[Brief]
Search the material for the word "which" and copy each line that holds it.

Extracted data entries

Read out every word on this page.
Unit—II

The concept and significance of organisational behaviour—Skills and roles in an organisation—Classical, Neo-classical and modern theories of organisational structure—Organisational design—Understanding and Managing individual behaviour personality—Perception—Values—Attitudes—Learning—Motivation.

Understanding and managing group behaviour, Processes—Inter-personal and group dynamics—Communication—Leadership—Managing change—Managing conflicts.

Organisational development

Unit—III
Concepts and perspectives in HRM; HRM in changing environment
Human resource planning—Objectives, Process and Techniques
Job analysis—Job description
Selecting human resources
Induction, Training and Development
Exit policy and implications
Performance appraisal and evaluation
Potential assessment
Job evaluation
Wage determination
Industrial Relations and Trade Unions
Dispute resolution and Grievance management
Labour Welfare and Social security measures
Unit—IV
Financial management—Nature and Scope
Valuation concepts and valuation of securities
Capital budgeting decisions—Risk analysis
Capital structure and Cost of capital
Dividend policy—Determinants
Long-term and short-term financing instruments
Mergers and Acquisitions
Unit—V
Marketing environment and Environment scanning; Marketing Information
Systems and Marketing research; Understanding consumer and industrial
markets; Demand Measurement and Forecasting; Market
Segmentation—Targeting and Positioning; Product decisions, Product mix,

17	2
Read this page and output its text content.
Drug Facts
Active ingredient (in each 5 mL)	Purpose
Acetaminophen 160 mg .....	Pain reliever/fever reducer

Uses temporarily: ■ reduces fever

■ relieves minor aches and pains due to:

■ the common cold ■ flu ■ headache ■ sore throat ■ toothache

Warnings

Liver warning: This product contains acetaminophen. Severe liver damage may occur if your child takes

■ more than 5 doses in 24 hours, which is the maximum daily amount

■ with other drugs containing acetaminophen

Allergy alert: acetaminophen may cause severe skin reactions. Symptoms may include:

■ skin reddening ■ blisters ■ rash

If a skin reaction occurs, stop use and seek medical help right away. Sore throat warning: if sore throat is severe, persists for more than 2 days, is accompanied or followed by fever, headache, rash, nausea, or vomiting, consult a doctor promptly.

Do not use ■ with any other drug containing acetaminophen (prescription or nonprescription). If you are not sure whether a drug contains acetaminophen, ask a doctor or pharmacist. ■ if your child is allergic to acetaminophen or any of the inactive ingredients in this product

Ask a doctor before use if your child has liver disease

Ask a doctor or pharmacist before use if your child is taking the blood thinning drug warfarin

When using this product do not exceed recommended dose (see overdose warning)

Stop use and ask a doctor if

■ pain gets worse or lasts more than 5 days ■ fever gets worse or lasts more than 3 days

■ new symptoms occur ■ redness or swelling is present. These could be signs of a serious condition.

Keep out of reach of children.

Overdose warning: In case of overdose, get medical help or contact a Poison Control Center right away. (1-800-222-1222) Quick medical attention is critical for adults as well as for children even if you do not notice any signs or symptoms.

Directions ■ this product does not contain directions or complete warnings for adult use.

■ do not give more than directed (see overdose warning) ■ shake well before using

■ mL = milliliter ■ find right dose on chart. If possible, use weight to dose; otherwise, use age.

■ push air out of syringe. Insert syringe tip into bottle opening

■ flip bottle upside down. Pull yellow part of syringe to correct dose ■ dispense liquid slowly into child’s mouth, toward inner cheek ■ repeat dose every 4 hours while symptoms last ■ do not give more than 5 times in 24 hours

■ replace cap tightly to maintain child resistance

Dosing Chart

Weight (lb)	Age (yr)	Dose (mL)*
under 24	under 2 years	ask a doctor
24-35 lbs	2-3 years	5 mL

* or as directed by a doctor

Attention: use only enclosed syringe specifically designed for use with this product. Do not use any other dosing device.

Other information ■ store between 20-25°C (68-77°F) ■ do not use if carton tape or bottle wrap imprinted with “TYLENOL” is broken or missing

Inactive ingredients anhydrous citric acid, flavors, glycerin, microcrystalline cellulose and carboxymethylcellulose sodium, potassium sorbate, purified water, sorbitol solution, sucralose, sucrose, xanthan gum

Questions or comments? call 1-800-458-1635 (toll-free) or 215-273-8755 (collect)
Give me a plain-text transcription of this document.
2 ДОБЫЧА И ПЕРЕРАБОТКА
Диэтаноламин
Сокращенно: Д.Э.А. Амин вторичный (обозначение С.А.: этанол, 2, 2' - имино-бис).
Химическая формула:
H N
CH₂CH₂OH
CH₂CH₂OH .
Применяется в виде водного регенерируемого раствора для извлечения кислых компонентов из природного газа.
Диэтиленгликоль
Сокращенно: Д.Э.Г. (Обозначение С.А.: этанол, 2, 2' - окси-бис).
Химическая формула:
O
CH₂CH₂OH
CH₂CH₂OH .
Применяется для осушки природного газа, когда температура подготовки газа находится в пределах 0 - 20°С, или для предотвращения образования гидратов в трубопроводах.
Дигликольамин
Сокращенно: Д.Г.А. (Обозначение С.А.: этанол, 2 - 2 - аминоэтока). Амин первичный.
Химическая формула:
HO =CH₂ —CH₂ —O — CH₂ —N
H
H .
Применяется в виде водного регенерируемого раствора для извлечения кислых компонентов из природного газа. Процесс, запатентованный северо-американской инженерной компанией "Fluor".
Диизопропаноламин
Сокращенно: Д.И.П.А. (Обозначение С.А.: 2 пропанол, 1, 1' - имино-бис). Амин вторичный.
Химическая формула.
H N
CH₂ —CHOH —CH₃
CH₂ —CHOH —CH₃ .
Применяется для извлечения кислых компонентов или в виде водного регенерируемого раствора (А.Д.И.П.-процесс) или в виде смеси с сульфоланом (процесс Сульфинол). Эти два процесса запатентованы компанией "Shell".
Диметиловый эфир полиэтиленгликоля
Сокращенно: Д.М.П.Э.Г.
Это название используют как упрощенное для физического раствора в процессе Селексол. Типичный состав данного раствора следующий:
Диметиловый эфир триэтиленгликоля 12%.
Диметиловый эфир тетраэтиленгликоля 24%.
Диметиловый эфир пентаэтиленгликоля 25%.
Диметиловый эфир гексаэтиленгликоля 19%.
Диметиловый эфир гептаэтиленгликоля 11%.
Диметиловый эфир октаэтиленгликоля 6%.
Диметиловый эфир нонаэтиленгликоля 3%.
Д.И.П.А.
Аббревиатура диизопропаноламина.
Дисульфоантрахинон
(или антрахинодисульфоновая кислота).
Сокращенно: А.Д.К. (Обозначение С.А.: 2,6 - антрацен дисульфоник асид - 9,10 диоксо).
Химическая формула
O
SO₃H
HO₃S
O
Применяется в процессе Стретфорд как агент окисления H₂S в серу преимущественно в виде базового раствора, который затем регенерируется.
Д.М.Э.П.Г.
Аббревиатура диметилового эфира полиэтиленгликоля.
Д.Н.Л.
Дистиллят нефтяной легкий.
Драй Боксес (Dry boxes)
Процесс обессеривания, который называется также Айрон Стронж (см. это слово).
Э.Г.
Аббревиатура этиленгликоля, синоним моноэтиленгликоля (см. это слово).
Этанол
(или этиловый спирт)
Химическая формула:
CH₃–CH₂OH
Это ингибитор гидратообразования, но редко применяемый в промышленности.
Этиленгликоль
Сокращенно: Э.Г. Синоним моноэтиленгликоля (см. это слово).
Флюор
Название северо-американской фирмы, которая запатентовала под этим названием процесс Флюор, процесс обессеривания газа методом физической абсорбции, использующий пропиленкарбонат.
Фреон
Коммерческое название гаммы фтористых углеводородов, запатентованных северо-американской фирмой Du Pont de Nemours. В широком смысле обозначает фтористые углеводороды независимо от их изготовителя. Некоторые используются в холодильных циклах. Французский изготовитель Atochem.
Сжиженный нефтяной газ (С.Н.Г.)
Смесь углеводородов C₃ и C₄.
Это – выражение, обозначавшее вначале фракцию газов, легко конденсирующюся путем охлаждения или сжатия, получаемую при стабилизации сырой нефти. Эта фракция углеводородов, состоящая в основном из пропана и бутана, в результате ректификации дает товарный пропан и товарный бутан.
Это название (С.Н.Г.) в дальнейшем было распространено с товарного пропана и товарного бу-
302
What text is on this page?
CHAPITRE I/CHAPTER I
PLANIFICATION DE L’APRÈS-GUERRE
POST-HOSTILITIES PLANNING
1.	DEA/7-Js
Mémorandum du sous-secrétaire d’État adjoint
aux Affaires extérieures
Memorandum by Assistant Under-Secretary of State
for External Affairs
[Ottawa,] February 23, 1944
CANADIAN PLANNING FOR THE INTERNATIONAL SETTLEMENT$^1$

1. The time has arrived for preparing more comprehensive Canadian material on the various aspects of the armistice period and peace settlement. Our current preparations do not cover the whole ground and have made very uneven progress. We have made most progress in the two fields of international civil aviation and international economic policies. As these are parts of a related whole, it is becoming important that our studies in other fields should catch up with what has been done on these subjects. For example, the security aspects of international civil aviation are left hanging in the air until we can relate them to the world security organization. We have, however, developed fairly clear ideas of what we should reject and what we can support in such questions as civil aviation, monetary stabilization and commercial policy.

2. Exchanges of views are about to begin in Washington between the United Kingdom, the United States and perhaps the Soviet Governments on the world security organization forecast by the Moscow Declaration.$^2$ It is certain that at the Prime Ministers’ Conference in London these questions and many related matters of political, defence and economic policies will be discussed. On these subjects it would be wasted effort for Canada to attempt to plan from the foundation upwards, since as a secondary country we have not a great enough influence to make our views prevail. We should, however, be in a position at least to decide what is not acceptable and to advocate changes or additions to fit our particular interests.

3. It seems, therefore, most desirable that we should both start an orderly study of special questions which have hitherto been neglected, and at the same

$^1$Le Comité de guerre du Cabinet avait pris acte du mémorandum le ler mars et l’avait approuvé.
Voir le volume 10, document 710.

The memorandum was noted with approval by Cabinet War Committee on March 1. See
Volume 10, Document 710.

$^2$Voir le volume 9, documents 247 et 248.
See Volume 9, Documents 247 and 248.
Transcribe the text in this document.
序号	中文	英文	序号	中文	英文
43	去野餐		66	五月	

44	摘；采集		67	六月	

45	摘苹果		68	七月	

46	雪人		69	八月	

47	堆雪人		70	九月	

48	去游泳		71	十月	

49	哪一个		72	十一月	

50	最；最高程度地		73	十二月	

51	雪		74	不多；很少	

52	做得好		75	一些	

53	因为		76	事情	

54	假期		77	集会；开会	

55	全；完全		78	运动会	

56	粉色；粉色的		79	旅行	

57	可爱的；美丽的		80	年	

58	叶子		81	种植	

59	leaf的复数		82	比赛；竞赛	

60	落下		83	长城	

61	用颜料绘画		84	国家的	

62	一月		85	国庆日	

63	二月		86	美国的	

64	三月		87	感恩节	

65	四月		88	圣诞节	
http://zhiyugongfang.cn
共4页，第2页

[Answer to this exercise]
■ more than 5 doses in 24 hours, which is the maximum daily amount
3. It seems, therefore, most desirable that we should both start an orderly study of special questions which have hitherto been neglected, and at the same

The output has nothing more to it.